### Exercise brief
Skip every picture and transcribe the remaining material exactly.

★ ★ ★ ★ ★ ★ ★

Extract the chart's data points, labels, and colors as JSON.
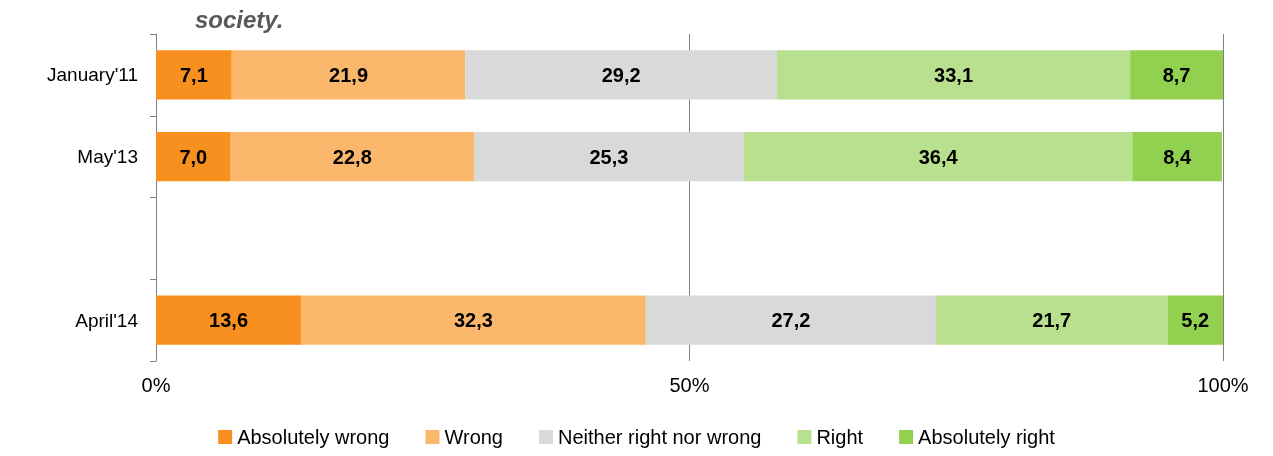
{
  "chart_data": {
    "type": "bar",
    "orientation": "horizontal",
    "stacked": true,
    "title": "society.",
    "categories": [
      "January'11",
      "May'13",
      null,
      "April'14"
    ],
    "series": [
      {
        "name": "Absolutely wrong",
        "color": "#f7901e",
        "values": [
          7.1,
          7.0,
          null,
          13.6
        ],
        "value_labels": [
          "7,1",
          "7,0",
          null,
          "13,6"
        ]
      },
      {
        "name": "Wrong",
        "color": "#fbb76b",
        "values": [
          21.9,
          22.8,
          null,
          32.3
        ],
        "value_labels": [
          "21,9",
          "22,8",
          null,
          "32,3"
        ]
      },
      {
        "name": "Neither right nor wrong",
        "color": "#d9d9d9",
        "values": [
          29.2,
          25.3,
          null,
          27.2
        ],
        "value_labels": [
          "29,2",
          "25,3",
          null,
          "27,2"
        ]
      },
      {
        "name": "Right",
        "color": "#b8e08e",
        "values": [
          33.1,
          36.4,
          null,
          21.7
        ],
        "value_labels": [
          "33,1",
          "36,4",
          null,
          "21,7"
        ]
      },
      {
        "name": "Absolutely right",
        "color": "#92d050",
        "values": [
          8.7,
          8.4,
          null,
          5.2
        ],
        "value_labels": [
          "8,7",
          "8,4",
          null,
          "5,2"
        ]
      }
    ],
    "xlim": [
      0,
      100
    ],
    "xticks": [
      {
        "value": 0,
        "label": "0%"
      },
      {
        "value": 50,
        "label": "50%"
      },
      {
        "value": 100,
        "label": "100%"
      }
    ],
    "grid": "x",
    "legend": "bottom"
  }
}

★ ★ ★ ★ ★ ★ ★

### Task answer
Extract the chart's data points, labels, and colors as JSON.
{
  "chart_data": {
    "type": "bar",
    "orientation": "horizontal",
    "stacked": true,
    "title": "society.",
    "categories": [
      "January'11",
      "May'13",
      null,
      "April'14"
    ],
    "series": [
      {
        "name": "Absolutely wrong",
        "color": "#f7901e",
        "values": [
          7.1,
          7.0,
          null,
          13.6
        ],
        "value_labels": [
          "7,1",
          "7,0",
          null,
          "13,6"
        ]
      },
      {
        "name": "Wrong",
        "color": "#fbb76b",
        "values": [
          21.9,
          22.8,
          null,
          32.3
        ],
        "value_labels": [
          "21,9",
          "22,8",
          null,
          "32,3"
        ]
      },
      {
        "name": "Neither right nor wrong",
        "color": "#d9d9d9",
        "values": [
          29.2,
          25.3,
          null,
          27.2
        ],
        "value_labels": [
          "29,2",
          "25,3",
          null,
          "27,2"
        ]
      },
      {
        "name": "Right",
        "color": "#b8e08e",
        "values": [
          33.1,
          36.4,
          null,
          21.7
        ],
        "value_labels": [
          "33,1",
          "36,4",
          null,
          "21,7"
        ]
      },
      {
        "name": "Absolutely right",
        "color": "#92d050",
        "values": [
          8.7,
          8.4,
          null,
          5.2
        ],
        "value_labels": [
          "8,7",
          "8,4",
          null,
          "5,2"
        ]
      }
    ],
    "xlim": [
      0,
      100
    ],
    "xticks": [
      {
        "value": 0,
        "label": "0%"
      },
      {
        "value": 50,
        "label": "50%"
      },
      {
        "value": 100,
        "label": "100%"
      }
    ],
    "grid": "x",
    "legend": "bottom"
  }
}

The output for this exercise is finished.